**Task instructions**
All lines holding the string "JSON" are to be shown.

======== Recorded information ========

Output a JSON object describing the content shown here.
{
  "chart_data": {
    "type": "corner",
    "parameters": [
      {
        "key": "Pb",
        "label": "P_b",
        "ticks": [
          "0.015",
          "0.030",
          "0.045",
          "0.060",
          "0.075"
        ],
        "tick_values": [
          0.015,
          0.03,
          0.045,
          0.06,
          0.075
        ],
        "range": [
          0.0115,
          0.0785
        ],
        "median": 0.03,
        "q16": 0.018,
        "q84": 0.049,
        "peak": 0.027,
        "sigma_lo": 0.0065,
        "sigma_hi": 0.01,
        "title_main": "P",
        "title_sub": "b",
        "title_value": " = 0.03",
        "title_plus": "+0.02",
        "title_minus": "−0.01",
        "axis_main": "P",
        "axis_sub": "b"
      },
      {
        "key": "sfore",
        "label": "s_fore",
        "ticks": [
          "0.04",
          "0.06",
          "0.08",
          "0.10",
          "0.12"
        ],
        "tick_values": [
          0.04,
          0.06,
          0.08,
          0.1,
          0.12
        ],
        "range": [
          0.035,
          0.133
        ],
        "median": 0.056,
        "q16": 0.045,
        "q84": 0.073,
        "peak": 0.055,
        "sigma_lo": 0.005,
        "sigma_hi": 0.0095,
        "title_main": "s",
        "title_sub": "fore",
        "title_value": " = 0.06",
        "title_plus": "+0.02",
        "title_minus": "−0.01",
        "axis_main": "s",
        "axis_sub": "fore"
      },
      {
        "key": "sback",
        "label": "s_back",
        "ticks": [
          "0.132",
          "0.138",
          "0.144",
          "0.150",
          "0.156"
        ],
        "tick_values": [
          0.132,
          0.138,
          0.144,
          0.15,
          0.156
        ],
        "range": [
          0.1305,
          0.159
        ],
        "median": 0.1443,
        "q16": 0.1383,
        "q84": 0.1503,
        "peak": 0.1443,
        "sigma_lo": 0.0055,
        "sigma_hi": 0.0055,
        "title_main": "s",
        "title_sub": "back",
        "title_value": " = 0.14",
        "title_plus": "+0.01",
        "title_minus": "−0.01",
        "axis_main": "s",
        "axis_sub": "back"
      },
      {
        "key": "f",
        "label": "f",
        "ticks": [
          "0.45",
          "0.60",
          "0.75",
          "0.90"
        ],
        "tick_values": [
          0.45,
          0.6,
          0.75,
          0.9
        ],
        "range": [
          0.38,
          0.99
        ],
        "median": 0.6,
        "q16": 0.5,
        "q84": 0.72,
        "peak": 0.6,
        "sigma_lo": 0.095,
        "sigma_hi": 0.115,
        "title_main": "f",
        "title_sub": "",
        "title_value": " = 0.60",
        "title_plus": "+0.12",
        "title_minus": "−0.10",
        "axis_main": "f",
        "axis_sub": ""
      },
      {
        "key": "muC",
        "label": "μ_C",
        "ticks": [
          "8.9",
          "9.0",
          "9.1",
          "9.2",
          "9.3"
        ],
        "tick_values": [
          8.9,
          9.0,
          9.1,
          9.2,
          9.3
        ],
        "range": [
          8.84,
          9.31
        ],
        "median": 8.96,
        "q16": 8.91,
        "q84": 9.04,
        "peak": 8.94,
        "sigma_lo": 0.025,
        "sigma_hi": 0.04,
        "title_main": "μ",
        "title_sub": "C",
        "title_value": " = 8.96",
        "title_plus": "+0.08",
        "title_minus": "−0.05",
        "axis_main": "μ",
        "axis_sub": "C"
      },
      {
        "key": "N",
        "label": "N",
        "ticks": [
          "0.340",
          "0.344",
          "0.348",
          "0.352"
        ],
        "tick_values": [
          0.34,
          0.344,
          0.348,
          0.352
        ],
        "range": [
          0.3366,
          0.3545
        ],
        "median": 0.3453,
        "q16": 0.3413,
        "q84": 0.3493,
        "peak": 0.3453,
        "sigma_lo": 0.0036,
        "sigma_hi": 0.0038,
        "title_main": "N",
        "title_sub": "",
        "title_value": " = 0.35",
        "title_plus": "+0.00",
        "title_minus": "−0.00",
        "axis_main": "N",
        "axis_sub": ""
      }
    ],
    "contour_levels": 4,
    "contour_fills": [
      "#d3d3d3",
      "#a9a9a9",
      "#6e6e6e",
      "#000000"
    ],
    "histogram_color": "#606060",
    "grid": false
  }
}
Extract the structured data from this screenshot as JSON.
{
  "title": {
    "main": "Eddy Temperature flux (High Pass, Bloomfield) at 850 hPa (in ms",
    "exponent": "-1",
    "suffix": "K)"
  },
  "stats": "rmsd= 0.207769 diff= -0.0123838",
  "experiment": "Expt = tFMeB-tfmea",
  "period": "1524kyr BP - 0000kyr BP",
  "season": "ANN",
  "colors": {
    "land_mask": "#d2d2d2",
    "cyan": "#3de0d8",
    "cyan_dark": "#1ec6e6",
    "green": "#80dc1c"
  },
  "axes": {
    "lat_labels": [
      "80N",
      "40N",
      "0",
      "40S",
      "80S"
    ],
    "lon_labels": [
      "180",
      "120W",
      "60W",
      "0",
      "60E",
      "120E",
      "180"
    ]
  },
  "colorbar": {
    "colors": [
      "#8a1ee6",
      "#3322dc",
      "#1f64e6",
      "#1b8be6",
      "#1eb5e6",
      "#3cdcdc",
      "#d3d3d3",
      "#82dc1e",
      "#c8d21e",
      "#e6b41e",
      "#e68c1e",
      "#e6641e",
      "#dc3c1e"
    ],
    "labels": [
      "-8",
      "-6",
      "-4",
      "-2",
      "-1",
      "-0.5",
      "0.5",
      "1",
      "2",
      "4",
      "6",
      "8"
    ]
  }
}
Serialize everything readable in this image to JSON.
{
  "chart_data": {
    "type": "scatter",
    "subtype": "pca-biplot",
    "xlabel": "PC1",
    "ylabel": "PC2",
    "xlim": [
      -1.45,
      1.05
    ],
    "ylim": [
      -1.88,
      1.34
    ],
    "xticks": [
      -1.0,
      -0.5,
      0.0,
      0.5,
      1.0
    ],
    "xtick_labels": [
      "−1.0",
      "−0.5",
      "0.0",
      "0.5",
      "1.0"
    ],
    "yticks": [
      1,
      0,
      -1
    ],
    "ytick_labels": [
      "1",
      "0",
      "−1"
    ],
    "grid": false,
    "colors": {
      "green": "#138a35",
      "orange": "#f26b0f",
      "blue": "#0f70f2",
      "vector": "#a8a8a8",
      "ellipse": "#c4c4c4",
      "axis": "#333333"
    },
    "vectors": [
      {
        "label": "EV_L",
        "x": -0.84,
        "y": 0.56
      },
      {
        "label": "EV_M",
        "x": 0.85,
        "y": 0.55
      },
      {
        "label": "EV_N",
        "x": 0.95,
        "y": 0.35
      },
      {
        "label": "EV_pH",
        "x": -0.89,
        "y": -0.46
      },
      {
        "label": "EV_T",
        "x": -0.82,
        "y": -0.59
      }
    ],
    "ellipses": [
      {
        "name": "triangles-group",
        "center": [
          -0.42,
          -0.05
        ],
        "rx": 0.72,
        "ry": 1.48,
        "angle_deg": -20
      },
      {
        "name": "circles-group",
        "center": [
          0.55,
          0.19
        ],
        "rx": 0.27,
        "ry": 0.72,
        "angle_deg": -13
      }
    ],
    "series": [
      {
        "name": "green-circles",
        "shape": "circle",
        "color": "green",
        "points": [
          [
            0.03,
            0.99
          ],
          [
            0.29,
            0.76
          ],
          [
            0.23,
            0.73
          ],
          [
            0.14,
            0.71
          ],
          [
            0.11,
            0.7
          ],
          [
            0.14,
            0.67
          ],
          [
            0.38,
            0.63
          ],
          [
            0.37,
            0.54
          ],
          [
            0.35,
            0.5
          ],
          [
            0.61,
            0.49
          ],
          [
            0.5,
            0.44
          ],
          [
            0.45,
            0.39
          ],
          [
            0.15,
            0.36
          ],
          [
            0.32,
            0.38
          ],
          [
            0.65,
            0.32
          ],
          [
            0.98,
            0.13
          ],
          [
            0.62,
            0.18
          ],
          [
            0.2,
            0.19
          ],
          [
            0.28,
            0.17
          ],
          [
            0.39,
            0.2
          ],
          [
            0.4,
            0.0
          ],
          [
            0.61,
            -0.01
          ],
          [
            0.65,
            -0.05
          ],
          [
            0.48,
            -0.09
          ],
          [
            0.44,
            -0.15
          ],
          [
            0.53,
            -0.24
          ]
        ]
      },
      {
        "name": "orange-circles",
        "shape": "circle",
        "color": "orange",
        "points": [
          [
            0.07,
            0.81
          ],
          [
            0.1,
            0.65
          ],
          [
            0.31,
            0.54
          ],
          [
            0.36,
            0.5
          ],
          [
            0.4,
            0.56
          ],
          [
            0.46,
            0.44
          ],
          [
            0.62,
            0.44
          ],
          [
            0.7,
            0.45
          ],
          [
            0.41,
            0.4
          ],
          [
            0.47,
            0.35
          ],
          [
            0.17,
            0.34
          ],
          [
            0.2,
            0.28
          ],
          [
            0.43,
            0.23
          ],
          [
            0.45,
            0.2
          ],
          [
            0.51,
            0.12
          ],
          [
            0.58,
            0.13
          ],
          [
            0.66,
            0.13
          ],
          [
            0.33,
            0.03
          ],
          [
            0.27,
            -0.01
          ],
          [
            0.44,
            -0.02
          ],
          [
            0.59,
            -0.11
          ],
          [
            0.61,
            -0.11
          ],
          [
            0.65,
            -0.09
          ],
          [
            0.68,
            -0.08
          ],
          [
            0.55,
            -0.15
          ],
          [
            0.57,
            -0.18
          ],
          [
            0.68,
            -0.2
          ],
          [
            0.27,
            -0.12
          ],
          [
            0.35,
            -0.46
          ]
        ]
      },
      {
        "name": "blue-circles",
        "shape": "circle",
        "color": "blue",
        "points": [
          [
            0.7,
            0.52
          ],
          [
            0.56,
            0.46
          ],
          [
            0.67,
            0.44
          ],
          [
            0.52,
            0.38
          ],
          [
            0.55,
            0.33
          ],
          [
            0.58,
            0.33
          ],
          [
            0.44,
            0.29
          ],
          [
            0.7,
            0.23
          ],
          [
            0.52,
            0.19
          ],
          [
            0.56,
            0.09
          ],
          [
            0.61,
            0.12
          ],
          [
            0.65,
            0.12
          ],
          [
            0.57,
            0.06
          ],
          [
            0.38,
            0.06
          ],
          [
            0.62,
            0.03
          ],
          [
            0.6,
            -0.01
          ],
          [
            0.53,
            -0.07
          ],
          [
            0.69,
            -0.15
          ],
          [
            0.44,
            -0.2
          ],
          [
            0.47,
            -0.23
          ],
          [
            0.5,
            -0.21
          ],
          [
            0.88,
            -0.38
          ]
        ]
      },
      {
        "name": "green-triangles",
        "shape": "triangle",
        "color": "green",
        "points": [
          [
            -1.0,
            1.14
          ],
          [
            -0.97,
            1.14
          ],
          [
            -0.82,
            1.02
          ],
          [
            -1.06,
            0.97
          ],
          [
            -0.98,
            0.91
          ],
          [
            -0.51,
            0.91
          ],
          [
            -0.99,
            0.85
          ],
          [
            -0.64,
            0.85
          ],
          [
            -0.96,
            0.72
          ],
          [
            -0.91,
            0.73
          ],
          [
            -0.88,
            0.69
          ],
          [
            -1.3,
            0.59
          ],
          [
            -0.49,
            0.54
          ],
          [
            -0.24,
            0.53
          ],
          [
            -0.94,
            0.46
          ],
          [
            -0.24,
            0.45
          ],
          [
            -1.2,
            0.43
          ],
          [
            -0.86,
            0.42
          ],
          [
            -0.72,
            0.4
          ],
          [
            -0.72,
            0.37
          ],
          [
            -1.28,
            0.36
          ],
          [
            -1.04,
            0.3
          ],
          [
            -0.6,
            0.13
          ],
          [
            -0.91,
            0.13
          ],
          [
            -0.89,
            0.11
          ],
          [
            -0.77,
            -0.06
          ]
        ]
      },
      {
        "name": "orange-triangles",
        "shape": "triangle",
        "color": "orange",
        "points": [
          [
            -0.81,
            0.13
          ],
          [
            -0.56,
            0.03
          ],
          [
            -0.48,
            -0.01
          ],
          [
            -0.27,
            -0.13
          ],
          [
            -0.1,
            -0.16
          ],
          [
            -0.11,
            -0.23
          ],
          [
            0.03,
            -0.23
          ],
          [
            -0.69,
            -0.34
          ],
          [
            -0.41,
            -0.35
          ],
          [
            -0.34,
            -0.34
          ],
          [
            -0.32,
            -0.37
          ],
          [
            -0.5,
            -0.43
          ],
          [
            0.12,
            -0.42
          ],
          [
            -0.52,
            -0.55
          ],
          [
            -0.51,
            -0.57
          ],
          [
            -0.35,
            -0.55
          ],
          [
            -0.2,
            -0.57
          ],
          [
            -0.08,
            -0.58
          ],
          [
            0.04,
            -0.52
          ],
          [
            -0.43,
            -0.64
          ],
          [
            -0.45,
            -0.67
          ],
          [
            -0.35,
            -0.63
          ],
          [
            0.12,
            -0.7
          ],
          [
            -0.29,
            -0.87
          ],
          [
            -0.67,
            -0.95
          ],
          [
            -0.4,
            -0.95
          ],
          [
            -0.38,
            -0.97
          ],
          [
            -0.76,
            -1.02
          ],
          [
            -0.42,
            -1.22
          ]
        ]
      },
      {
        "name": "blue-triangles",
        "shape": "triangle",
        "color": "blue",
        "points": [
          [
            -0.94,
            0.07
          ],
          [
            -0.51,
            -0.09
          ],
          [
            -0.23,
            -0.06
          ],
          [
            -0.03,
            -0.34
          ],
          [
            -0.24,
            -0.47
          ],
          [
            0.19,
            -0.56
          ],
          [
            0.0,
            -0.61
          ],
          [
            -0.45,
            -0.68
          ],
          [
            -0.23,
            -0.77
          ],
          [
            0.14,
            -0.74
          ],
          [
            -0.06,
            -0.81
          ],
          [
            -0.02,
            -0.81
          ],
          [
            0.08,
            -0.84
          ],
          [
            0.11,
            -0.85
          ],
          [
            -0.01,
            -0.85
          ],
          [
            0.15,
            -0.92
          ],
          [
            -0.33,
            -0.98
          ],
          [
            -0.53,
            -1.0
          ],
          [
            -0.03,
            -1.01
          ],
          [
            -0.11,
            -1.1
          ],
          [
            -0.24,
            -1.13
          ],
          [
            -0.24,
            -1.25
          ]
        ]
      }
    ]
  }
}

========

**Task solution**
Output a JSON object describing the content shown here.
Extract the structured data from this screenshot as JSON.
Serialize everything readable in this image to JSON.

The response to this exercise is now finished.